— start Source material —
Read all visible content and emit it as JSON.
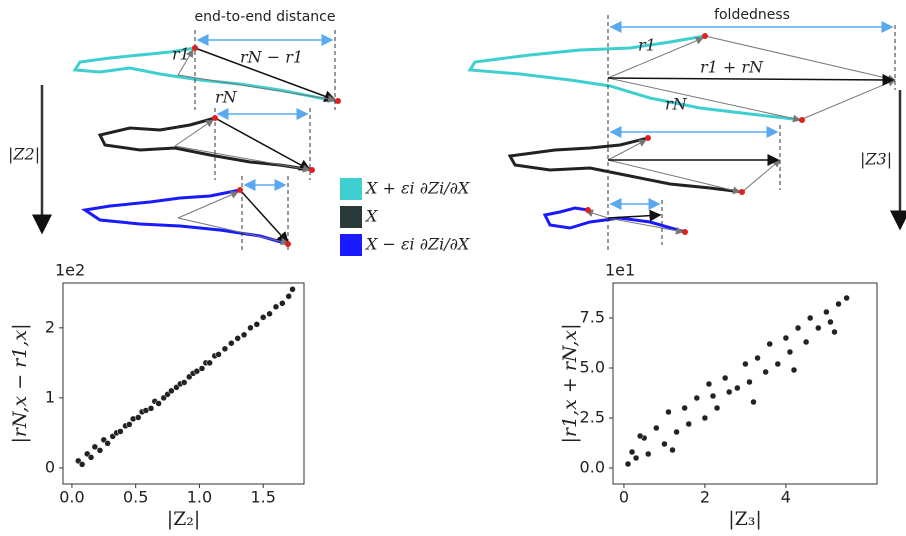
{
  "diagram": {
    "left_title": "end-to-end distance",
    "right_title": "foldedness",
    "left_r1": "r1",
    "left_diff": "rN − r1",
    "left_rN": "rN",
    "right_r1": "r1",
    "right_sum": "r1 + rN",
    "right_rN": "rN",
    "left_arrow_label": "|Z2|",
    "right_arrow_label": "|Z3|",
    "legend": [
      "X + εi ∂Zi/∂X",
      "X",
      "X − εi ∂Zi/∂X"
    ]
  },
  "chart_data": [
    {
      "type": "scatter",
      "xlabel": "|Z₂|",
      "ylabel": "|rN,x − r1,x|",
      "y_offset_label": "1e2",
      "color": "#222222",
      "x": [
        0.05,
        0.08,
        0.12,
        0.15,
        0.18,
        0.22,
        0.25,
        0.28,
        0.32,
        0.35,
        0.38,
        0.42,
        0.45,
        0.48,
        0.52,
        0.55,
        0.58,
        0.62,
        0.65,
        0.68,
        0.72,
        0.75,
        0.78,
        0.82,
        0.85,
        0.88,
        0.92,
        0.95,
        0.98,
        1.02,
        1.05,
        1.08,
        1.12,
        1.15,
        1.2,
        1.25,
        1.3,
        1.35,
        1.4,
        1.45,
        1.5,
        1.55,
        1.6,
        1.65,
        1.7,
        1.73
      ],
      "values": [
        0.1,
        0.05,
        0.2,
        0.15,
        0.3,
        0.25,
        0.4,
        0.35,
        0.45,
        0.5,
        0.52,
        0.6,
        0.62,
        0.7,
        0.72,
        0.8,
        0.82,
        0.85,
        0.95,
        0.92,
        1.0,
        1.05,
        1.1,
        1.15,
        1.2,
        1.22,
        1.3,
        1.35,
        1.38,
        1.42,
        1.5,
        1.5,
        1.6,
        1.62,
        1.7,
        1.78,
        1.85,
        1.9,
        2.0,
        2.05,
        2.15,
        2.2,
        2.3,
        2.35,
        2.45,
        2.55
      ],
      "xlim": [
        -0.07,
        1.82
      ],
      "ylim": [
        -0.23,
        2.64
      ],
      "xticks": [
        {
          "value": 0,
          "label": "0.0"
        },
        0.5,
        {
          "value": 1,
          "label": "1.0"
        },
        1.5
      ],
      "yticks": [
        0,
        1,
        2
      ]
    },
    {
      "type": "scatter",
      "xlabel": "|Z₃|",
      "ylabel": "|r1,x + rN,x|",
      "y_offset_label": "1e1",
      "color": "#222222",
      "x": [
        0.1,
        0.2,
        0.3,
        0.5,
        0.6,
        0.8,
        1.0,
        1.1,
        1.3,
        1.5,
        1.6,
        1.8,
        2.0,
        2.1,
        2.3,
        2.5,
        2.6,
        2.8,
        3.0,
        3.1,
        3.3,
        3.5,
        3.6,
        3.8,
        4.0,
        4.1,
        4.3,
        4.5,
        4.6,
        4.8,
        5.0,
        5.1,
        5.3,
        5.5,
        0.4,
        1.2,
        2.2,
        3.2,
        4.2,
        5.2
      ],
      "values": [
        0.2,
        0.8,
        0.5,
        1.5,
        0.7,
        2.0,
        1.2,
        2.8,
        1.8,
        3.0,
        2.2,
        3.5,
        2.5,
        4.2,
        3.0,
        4.5,
        3.8,
        4.0,
        5.2,
        4.3,
        5.5,
        4.8,
        6.2,
        5.2,
        6.5,
        5.8,
        7.0,
        6.3,
        7.5,
        7.0,
        7.8,
        7.3,
        8.2,
        8.5,
        1.6,
        0.9,
        3.6,
        3.3,
        4.9,
        6.8
      ],
      "xlim": [
        -0.27,
        6.25
      ],
      "ylim": [
        -0.8,
        9.25
      ],
      "xticks": [
        0,
        2,
        4
      ],
      "yticks": [
        {
          "value": 0,
          "label": "0.0"
        },
        2.5,
        {
          "value": 5,
          "label": "5.0"
        },
        7.5
      ]
    }
  ]
}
— end Source material —
:: Prompt ::
Copy out each line word for word, please, skipping the images.

:: Solution to this task ::
Read all visible content and emit it as JSON.
{
  "diagram": {
    "left_title": "end-to-end distance",
    "right_title": "foldedness",
    "left_r1": "r1",
    "left_diff": "rN − r1",
    "left_rN": "rN",
    "right_r1": "r1",
    "right_sum": "r1 + rN",
    "right_rN": "rN",
    "left_arrow_label": "|Z2|",
    "right_arrow_label": "|Z3|",
    "legend": [
      "X + εi ∂Zi/∂X",
      "X",
      "X − εi ∂Zi/∂X"
    ]
  },
  "chart_data": [
    {
      "type": "scatter",
      "xlabel": "|Z₂|",
      "ylabel": "|rN,x − r1,x|",
      "y_offset_label": "1e2",
      "color": "#222222",
      "x": [
        0.05,
        0.08,
        0.12,
        0.15,
        0.18,
        0.22,
        0.25,
        0.28,
        0.32,
        0.35,
        0.38,
        0.42,
        0.45,
        0.48,
        0.52,
        0.55,
        0.58,
        0.62,
        0.65,
        0.68,
        0.72,
        0.75,
        0.78,
        0.82,
        0.85,
        0.88,
        0.92,
        0.95,
        0.98,
        1.02,
        1.05,
        1.08,
        1.12,
        1.15,
        1.2,
        1.25,
        1.3,
        1.35,
        1.4,
        1.45,
        1.5,
        1.55,
        1.6,
        1.65,
        1.7,
        1.73
      ],
      "values": [
        0.1,
        0.05,
        0.2,
        0.15,
        0.3,
        0.25,
        0.4,
        0.35,
        0.45,
        0.5,
        0.52,
        0.6,
        0.62,
        0.7,
        0.72,
        0.8,
        0.82,
        0.85,
        0.95,
        0.92,
        1.0,
        1.05,
        1.1,
        1.15,
        1.2,
        1.22,
        1.3,
        1.35,
        1.38,
        1.42,
        1.5,
        1.5,
        1.6,
        1.62,
        1.7,
        1.78,
        1.85,
        1.9,
        2.0,
        2.05,
        2.15,
        2.2,
        2.3,
        2.35,
        2.45,
        2.55
      ],
      "xlim": [
        -0.07,
        1.82
      ],
      "ylim": [
        -0.23,
        2.64
      ],
      "xticks": [
        {
          "value": 0,
          "label": "0.0"
        },
        0.5,
        {
          "value": 1,
          "label": "1.0"
        },
        1.5
      ],
      "yticks": [
        0,
        1,
        2
      ]
    },
    {
      "type": "scatter",
      "xlabel": "|Z₃|",
      "ylabel": "|r1,x + rN,x|",
      "y_offset_label": "1e1",
      "color": "#222222",
      "x": [
        0.1,
        0.2,
        0.3,
        0.5,
        0.6,
        0.8,
        1.0,
        1.1,
        1.3,
        1.5,
        1.6,
        1.8,
        2.0,
        2.1,
        2.3,
        2.5,
        2.6,
        2.8,
        3.0,
        3.1,
        3.3,
        3.5,
        3.6,
        3.8,
        4.0,
        4.1,
        4.3,
        4.5,
        4.6,
        4.8,
        5.0,
        5.1,
        5.3,
        5.5,
        0.4,
        1.2,
        2.2,
        3.2,
        4.2,
        5.2
      ],
      "values": [
        0.2,
        0.8,
        0.5,
        1.5,
        0.7,
        2.0,
        1.2,
        2.8,
        1.8,
        3.0,
        2.2,
        3.5,
        2.5,
        4.2,
        3.0,
        4.5,
        3.8,
        4.0,
        5.2,
        4.3,
        5.5,
        4.8,
        6.2,
        5.2,
        6.5,
        5.8,
        7.0,
        6.3,
        7.5,
        7.0,
        7.8,
        7.3,
        8.2,
        8.5,
        1.6,
        0.9,
        3.6,
        3.3,
        4.9,
        6.8
      ],
      "xlim": [
        -0.27,
        6.25
      ],
      "ylim": [
        -0.8,
        9.25
      ],
      "xticks": [
        0,
        2,
        4
      ],
      "yticks": [
        {
          "value": 0,
          "label": "0.0"
        },
        2.5,
        {
          "value": 5,
          "label": "5.0"
        },
        7.5
      ]
    }
  ]
}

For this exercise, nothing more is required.